YOUR TASK: Copy everything in the data below exactly except the pictures.

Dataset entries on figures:
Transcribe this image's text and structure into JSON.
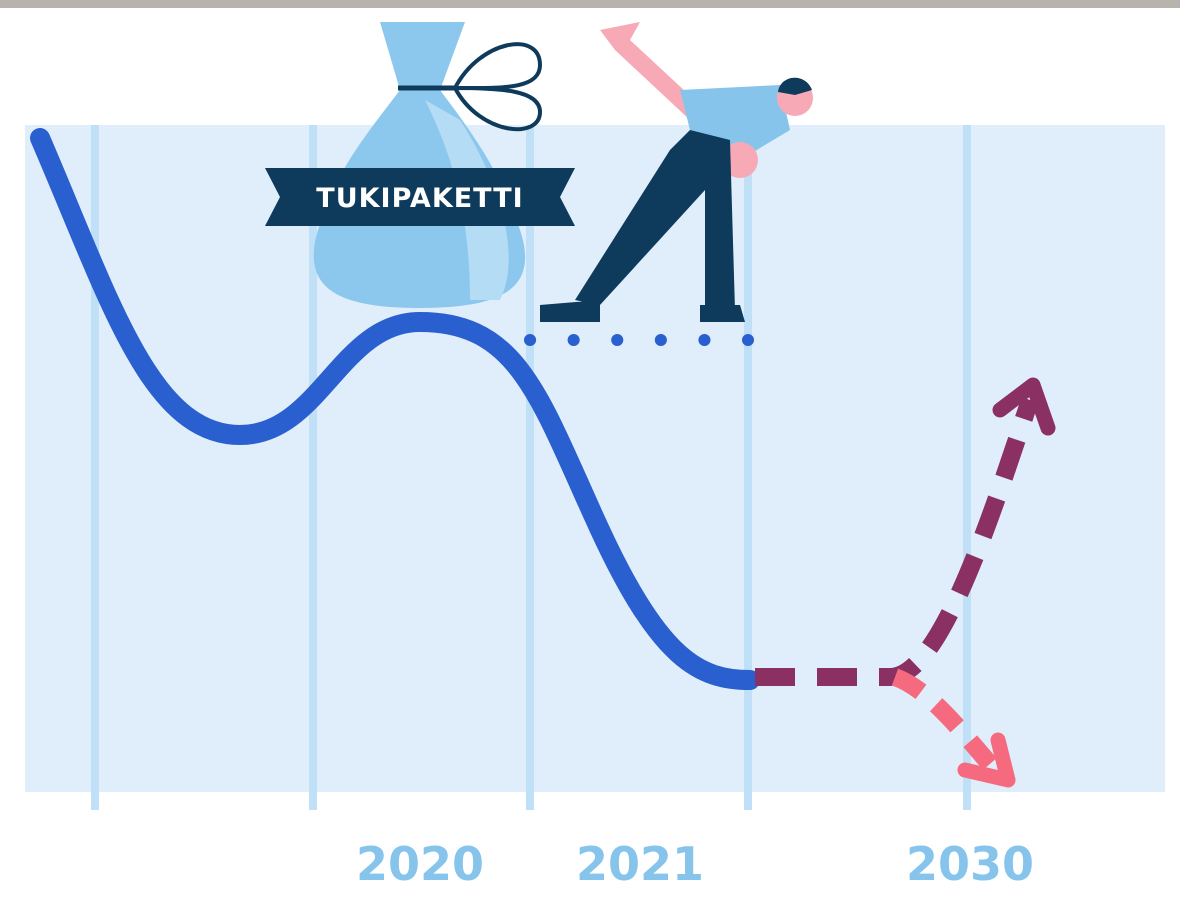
{
  "banner": {
    "label": "TUKIPAKETTI"
  },
  "year_labels": [
    "2020",
    "2021",
    "2030"
  ]
}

TASK ANSWER:
Transcribe this image's text and structure into JSON.
{
  "banner": {
    "label": "TUKIPAKETTI"
  },
  "year_labels": [
    "2020",
    "2021",
    "2030"
  ]
}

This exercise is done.